→ **Ausgewählter Abschnitt**
+++

Gericht

Verwaltungsgerichtshof

Entscheidungsdatum

27.10.1983

Geschäftszahl

82/16/0163

Hinweis auf Stammrechtssatz

GRS wie 2814/80 E 5. November 1981 RS 4

Stammrechtssatz

Durch die Rückgängigmachung des Erwerbsvorganges wird der begünstigte Zweck iSd Paragraph 4, Absatz 2, dritter Satz GrEStG 1955 aufgegeben (Hinweis E 20.4.1972, VwSlg 4375 F/1972, E 21.5.1976, 680/75, VwSlg 4979 F/1976). Für die Anwendbarkeit des ZWEITEN Satzes dieser Gesetzesstelle kann es jedoch keinen Unterschied machen, ob es sich der genannten Veräußerung durch den Ersterwerber um eine WEITERveräußerung an einen Dritten oder um eine Rückveräußerung an den ursprünglichen Verkäufer (bzw um die Rückgängigmachung des seinerzeitigen Erwerbsvorganges) handelt. Es ist auch ohne Bedeutung, VON WEM im Falle des Paragraph 4, Absatz 2, zweiter Satz GrEStG 1955 der begünstigte Zweck innerhalb der Achtjahresfrist letztlich erfüllt wird. Es genügt vielmehr, wenn innerhalb dieses Zeitraumes auf dem Grundstück Kleinwohnungen oder Arbeiterwohnstätten im Wohnungseigentum VON WEM IMMER errichtet werden; es ist daher gleichgültig, ob der Bau vom Zweitwerber (oder Rückwerber) oder aber von einem Dritten errichtet wird und ob der Errichtende eine Vereinigung mit der statutenmäßigen Aufgabe der Erschaffung von Wohnungseigentum ist oder nicht (kein Widerspruch zu E 19.6.1969, 1502/68, VwSlg 3930 F/1969, E 14.5.1976, 2215/74).

+++

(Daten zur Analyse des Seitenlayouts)
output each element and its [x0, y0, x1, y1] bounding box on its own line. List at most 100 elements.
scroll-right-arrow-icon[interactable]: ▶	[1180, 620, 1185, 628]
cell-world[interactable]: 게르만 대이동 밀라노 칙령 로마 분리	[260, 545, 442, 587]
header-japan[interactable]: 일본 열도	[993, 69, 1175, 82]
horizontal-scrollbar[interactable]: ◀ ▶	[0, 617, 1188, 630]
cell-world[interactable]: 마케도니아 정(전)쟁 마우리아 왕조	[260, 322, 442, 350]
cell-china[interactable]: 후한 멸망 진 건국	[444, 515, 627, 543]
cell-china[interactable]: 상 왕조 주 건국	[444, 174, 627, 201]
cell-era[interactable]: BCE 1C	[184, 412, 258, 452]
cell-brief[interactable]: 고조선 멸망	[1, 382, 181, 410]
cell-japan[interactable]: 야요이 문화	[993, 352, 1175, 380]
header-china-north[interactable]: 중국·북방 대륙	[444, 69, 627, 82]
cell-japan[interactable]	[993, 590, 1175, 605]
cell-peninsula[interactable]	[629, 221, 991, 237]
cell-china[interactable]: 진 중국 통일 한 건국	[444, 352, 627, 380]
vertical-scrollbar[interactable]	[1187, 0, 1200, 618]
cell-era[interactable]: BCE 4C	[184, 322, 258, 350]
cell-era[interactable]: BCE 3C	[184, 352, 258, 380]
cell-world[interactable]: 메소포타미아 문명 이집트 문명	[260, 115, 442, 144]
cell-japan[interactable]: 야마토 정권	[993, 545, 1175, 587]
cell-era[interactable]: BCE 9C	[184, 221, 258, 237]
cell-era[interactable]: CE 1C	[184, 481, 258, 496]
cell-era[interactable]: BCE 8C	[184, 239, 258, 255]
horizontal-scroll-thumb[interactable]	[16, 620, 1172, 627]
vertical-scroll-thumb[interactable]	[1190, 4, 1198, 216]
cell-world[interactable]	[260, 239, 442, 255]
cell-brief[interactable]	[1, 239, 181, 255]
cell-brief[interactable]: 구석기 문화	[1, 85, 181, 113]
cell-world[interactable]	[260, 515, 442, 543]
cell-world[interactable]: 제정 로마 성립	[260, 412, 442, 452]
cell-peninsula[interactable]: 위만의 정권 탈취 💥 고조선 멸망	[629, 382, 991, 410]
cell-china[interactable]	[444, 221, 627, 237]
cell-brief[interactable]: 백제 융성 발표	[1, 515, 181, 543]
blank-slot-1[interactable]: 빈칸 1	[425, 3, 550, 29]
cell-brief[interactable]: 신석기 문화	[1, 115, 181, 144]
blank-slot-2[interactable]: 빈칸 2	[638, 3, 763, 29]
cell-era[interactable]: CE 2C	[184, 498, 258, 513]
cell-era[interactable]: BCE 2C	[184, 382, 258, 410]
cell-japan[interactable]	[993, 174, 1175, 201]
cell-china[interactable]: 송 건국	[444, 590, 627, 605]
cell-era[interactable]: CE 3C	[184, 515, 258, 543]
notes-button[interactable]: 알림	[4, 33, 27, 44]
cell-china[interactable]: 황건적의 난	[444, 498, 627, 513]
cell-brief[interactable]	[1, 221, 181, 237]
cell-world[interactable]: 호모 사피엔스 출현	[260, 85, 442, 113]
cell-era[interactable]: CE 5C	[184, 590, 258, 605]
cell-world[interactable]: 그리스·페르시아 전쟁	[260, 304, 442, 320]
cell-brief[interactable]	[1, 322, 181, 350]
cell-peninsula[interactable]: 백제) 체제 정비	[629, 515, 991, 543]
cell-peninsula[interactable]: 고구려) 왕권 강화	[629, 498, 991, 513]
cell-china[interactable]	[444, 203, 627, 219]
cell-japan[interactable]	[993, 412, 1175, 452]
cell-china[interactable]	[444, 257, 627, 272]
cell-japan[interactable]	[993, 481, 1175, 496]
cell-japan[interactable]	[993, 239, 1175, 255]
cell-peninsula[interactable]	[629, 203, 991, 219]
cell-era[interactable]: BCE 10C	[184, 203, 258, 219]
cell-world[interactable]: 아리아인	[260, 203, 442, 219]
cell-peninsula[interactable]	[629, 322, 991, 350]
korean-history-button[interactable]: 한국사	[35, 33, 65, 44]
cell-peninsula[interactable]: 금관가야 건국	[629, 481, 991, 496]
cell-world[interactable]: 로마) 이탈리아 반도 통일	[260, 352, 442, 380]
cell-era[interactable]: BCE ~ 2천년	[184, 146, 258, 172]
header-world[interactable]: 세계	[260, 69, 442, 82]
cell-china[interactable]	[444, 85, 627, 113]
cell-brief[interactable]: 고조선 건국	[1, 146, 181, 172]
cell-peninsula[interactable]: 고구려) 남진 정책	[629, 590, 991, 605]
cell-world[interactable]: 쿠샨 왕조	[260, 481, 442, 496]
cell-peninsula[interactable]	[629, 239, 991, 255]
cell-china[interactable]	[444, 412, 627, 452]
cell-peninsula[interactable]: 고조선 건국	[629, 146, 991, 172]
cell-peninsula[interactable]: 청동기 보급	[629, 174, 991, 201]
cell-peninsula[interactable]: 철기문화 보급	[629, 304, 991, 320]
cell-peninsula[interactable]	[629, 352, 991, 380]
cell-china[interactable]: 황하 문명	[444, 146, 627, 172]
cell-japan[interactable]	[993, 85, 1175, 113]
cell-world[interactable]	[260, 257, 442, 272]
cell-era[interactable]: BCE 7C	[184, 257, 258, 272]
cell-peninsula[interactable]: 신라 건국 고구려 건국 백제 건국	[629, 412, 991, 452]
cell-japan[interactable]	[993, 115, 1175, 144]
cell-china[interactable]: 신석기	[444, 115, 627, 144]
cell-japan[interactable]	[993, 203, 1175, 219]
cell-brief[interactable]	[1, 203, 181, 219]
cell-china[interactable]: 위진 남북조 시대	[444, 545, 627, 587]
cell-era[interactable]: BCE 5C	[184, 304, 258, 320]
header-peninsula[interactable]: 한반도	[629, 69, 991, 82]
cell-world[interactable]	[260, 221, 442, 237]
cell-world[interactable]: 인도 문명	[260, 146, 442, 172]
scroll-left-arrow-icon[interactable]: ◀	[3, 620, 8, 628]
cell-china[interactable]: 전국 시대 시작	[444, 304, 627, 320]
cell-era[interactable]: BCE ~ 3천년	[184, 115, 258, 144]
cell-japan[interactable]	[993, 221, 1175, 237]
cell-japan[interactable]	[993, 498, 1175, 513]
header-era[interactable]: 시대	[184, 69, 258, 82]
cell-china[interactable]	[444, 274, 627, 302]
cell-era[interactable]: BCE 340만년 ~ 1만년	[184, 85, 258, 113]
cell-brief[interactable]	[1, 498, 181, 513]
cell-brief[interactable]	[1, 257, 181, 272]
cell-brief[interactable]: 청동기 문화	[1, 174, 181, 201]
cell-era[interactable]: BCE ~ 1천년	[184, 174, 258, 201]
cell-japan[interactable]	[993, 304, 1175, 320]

+++

→ **Aufgabe**
Welche Geschäftszahl ist im Rechtssatz für die Entscheidung angegeben? Stütze dich ausschließlich auf den Rechtssatz.

→ **Deine Antwort**
82/16/0163